* OBJECTIVE *
Below is a block of records; repeat each one exactly.

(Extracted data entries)
++++++++++++++++++++
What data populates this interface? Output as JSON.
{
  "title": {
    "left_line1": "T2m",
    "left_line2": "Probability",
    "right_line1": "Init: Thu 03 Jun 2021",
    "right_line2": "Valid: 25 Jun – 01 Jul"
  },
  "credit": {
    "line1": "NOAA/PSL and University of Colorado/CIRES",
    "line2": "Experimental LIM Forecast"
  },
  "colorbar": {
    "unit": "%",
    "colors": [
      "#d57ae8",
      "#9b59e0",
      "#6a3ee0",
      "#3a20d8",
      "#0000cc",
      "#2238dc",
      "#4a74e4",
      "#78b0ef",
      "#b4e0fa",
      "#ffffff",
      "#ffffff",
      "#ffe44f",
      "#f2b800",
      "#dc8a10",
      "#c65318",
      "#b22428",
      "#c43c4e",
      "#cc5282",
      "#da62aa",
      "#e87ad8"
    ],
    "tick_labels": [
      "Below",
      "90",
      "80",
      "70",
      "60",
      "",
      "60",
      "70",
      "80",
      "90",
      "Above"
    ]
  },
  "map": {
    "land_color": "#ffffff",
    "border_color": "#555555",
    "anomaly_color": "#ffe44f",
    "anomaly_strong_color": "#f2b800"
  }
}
++++++++++++++++++++
* EXERCISE SOLUTION *
What data populates this interface? Output as JSON.
{
  "title": {
    "left_line1": "T2m",
    "left_line2": "Probability",
    "right_line1": "Init: Thu 03 Jun 2021",
    "right_line2": "Valid: 25 Jun – 01 Jul"
  },
  "credit": {
    "line1": "NOAA/PSL and University of Colorado/CIRES",
    "line2": "Experimental LIM Forecast"
  },
  "colorbar": {
    "unit": "%",
    "colors": [
      "#d57ae8",
      "#9b59e0",
      "#6a3ee0",
      "#3a20d8",
      "#0000cc",
      "#2238dc",
      "#4a74e4",
      "#78b0ef",
      "#b4e0fa",
      "#ffffff",
      "#ffffff",
      "#ffe44f",
      "#f2b800",
      "#dc8a10",
      "#c65318",
      "#b22428",
      "#c43c4e",
      "#cc5282",
      "#da62aa",
      "#e87ad8"
    ],
    "tick_labels": [
      "Below",
      "90",
      "80",
      "70",
      "60",
      "",
      "60",
      "70",
      "80",
      "90",
      "Above"
    ]
  },
  "map": {
    "land_color": "#ffffff",
    "border_color": "#555555",
    "anomaly_color": "#ffe44f",
    "anomaly_strong_color": "#f2b800"
  }
}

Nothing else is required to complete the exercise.